# [Task directions]
Locate each line holding the string "Word" and copy it.

Extracted records:
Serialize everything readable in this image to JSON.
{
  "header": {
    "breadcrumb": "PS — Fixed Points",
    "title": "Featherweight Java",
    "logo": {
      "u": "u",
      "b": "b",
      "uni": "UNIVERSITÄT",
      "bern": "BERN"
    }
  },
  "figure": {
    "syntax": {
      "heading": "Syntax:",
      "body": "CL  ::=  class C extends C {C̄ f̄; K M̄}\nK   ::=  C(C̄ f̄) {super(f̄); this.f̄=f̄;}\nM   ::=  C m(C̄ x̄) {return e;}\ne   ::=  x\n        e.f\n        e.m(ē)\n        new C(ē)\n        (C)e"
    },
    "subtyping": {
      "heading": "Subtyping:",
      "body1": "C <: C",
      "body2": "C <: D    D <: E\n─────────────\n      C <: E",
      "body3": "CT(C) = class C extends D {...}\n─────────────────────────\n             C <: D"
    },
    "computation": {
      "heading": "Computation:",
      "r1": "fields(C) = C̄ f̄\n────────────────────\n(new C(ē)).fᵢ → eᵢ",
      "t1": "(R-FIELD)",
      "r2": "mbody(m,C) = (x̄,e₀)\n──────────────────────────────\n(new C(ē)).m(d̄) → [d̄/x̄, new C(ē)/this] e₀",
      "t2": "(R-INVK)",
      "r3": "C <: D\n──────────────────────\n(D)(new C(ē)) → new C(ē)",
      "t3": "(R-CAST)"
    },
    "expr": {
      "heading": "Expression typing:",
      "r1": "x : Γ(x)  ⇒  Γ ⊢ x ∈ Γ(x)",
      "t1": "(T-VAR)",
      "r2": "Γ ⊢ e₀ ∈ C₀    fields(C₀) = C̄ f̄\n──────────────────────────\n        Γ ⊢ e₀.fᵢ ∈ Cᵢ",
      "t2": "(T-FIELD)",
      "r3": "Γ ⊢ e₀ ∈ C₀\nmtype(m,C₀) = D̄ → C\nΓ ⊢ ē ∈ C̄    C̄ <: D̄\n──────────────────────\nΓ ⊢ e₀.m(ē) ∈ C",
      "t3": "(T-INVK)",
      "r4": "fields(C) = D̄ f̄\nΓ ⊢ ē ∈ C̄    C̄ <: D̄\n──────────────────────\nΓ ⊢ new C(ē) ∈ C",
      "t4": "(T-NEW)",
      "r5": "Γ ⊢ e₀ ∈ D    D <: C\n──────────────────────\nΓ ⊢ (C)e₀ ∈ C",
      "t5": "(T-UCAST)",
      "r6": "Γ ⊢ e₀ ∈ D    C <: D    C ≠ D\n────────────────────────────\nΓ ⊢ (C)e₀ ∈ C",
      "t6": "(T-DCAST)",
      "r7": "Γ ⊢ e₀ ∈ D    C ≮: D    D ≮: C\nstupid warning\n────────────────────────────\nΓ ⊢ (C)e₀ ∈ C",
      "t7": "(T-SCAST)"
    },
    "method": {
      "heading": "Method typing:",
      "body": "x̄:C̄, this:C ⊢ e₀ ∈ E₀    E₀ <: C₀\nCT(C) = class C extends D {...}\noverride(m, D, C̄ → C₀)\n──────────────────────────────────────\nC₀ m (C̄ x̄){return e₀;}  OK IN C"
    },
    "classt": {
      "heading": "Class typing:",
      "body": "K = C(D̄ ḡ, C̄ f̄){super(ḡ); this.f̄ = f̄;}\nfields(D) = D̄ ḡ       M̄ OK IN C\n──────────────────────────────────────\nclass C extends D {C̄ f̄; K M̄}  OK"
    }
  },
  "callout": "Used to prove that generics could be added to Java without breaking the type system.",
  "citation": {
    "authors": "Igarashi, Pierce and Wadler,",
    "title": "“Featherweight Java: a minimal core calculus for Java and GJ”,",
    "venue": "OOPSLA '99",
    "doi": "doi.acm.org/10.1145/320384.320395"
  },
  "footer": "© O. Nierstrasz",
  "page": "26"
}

==

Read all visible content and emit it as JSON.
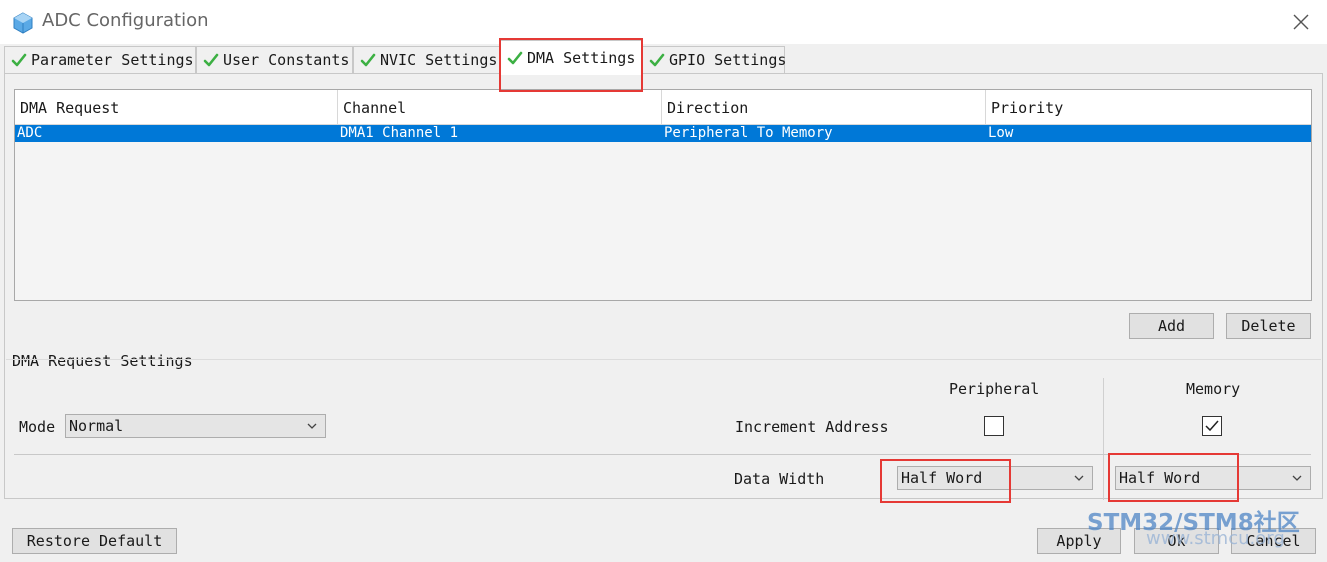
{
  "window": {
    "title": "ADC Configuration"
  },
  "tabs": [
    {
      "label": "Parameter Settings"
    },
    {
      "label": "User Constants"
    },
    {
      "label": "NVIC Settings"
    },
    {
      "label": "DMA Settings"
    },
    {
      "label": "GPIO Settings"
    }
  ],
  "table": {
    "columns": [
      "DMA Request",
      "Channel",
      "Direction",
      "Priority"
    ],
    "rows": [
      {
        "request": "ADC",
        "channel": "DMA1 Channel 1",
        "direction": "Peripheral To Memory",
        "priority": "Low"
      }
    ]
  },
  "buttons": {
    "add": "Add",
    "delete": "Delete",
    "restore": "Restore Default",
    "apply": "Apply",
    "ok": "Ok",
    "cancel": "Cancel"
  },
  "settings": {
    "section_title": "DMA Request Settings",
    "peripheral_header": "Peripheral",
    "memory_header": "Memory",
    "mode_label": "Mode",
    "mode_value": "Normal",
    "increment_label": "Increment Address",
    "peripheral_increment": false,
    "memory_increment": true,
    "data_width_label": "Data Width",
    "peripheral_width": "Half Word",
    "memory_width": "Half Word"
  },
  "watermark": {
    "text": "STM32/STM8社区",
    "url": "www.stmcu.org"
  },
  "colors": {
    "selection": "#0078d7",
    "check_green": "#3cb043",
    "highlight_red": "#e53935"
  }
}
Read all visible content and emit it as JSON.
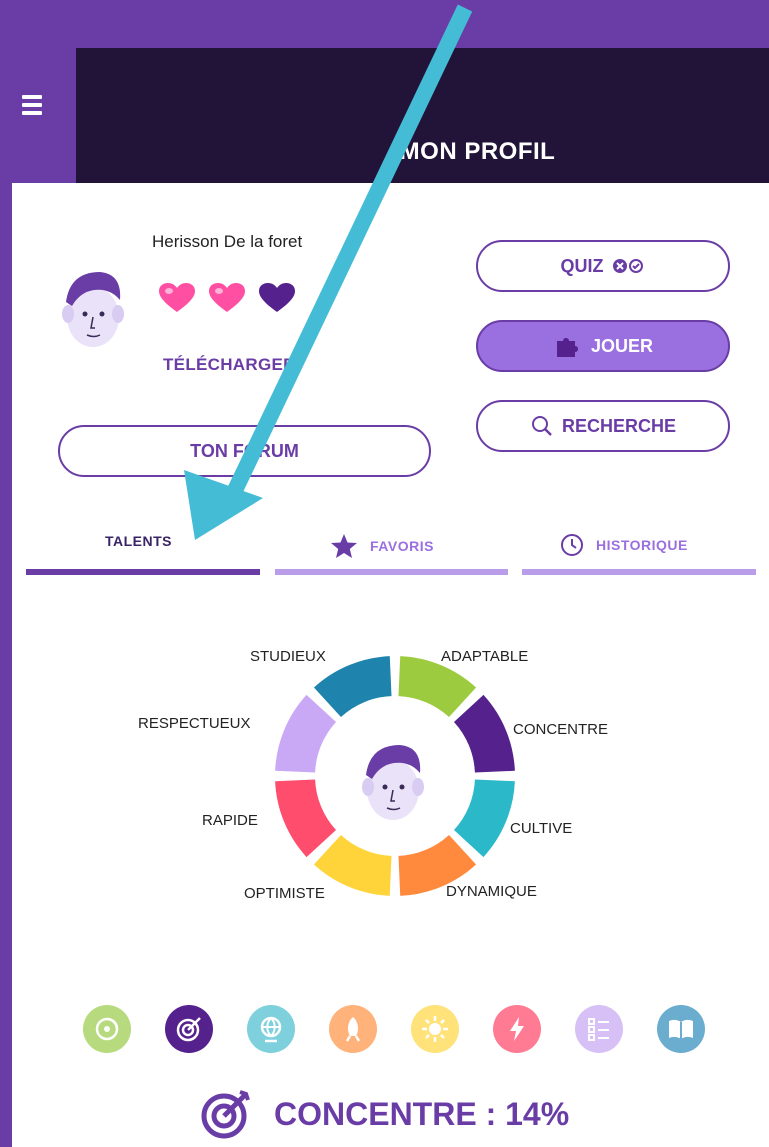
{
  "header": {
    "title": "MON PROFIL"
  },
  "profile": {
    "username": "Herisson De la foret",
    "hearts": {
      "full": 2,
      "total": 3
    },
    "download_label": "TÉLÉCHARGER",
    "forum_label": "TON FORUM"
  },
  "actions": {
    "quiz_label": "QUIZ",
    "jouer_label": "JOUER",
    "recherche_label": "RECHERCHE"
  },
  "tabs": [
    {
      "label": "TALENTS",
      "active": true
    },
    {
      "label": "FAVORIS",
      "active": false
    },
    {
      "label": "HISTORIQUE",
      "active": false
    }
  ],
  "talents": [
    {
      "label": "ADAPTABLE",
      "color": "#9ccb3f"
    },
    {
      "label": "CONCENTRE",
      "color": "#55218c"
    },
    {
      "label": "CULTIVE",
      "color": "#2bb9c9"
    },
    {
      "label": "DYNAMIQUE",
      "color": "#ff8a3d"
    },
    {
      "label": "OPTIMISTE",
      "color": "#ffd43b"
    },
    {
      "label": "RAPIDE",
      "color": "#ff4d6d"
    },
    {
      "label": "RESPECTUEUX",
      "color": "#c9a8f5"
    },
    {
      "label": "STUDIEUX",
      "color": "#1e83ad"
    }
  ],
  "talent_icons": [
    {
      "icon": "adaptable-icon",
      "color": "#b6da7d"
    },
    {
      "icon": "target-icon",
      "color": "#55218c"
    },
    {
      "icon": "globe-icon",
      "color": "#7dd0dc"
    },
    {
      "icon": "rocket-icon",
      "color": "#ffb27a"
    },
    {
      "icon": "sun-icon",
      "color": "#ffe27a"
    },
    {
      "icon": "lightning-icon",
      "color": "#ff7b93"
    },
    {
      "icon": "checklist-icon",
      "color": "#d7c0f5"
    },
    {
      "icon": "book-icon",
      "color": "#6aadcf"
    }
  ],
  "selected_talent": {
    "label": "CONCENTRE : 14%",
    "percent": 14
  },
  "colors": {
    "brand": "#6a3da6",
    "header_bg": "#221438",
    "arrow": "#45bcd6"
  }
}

# [Solved problem]
    "peripheral_width": "Half Word",
    "memory_width": "Half Word"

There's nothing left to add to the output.